[Data excerpts]
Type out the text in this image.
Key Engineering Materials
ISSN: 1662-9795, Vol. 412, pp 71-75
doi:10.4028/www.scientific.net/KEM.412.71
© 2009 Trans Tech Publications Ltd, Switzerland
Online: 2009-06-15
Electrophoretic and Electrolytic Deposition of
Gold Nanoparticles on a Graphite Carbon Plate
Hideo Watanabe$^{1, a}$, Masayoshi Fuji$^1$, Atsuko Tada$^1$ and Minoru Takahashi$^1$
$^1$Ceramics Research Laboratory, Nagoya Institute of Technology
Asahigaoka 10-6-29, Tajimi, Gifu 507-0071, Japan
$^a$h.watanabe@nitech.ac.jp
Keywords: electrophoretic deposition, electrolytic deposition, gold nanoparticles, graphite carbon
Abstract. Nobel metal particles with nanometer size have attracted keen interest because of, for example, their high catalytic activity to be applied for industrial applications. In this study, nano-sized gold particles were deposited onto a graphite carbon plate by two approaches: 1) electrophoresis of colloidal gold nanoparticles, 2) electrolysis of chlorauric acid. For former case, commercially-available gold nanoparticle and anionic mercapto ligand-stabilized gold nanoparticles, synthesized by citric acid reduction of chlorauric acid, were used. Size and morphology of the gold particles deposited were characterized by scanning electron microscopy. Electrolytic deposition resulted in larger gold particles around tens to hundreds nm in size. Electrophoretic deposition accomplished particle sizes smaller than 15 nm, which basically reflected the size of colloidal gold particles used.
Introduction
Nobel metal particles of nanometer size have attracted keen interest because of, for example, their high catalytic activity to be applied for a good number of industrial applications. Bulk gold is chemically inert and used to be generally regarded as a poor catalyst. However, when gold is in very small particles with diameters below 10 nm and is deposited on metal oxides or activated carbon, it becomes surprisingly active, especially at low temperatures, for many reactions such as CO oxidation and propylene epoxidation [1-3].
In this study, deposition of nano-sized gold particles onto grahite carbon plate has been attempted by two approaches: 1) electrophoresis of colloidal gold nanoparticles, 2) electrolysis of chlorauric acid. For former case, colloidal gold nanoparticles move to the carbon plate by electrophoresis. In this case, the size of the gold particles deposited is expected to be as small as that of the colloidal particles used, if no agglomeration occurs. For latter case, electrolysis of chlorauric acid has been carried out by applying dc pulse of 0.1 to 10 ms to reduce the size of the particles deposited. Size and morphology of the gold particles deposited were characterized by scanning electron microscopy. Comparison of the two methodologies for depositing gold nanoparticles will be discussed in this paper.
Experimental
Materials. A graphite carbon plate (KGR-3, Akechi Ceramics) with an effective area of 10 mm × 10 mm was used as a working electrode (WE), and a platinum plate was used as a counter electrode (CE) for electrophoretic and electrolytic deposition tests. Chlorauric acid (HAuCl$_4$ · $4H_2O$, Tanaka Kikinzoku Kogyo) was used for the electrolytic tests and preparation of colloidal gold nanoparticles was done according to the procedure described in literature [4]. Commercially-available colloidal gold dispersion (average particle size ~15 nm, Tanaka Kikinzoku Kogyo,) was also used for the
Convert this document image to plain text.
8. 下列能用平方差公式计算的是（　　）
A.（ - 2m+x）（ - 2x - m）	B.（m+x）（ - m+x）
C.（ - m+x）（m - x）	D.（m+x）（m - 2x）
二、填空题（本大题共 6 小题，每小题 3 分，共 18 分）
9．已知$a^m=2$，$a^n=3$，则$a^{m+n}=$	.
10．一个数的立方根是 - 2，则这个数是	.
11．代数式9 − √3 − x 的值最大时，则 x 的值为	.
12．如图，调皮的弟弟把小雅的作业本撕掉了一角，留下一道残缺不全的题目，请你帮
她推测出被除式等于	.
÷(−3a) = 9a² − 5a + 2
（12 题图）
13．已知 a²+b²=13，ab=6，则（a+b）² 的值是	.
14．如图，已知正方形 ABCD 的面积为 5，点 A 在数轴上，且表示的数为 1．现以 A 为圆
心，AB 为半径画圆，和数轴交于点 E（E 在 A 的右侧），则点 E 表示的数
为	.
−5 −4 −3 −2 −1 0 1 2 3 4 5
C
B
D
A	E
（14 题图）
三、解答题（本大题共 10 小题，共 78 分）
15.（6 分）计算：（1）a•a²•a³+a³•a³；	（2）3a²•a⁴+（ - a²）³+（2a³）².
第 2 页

- Instructions for the task -
Every line containing the string "their" must be listed.

- Task answer -
Abstract. Nobel metal particles with nanometer size have attracted keen interest because of, for example, their high catalytic activity to be applied for industrial applications. In this study, nano-sized gold particles were deposited onto a graphite carbon plate by two approaches: 1) electrophoresis of colloidal gold nanoparticles, 2) electrolysis of chlorauric acid. For former case, commercially-available gold nanoparticle and anionic mercapto ligand-stabilized gold nanoparticles, synthesized by citric acid reduction of chlorauric acid, were used. Size and morphology of the gold particles deposited were characterized by scanning electron microscopy. Electrolytic deposition resulted in larger gold particles around tens to hundreds nm in size. Electrophoretic deposition accomplished particle sizes smaller than 15 nm, which basically reflected the size of colloidal gold particles used.
Nobel metal particles of nanometer size have attracted keen interest because of, for example, their high catalytic activity to be applied for a good number of industrial applications. Bulk gold is chemically inert and used to be generally regarded as a poor catalyst. However, when gold is in very small particles with diameters below 10 nm and is deposited on metal oxides or activated carbon, it becomes surprisingly active, especially at low temperatures, for many reactions such as CO oxidation and propylene epoxidation [1-3].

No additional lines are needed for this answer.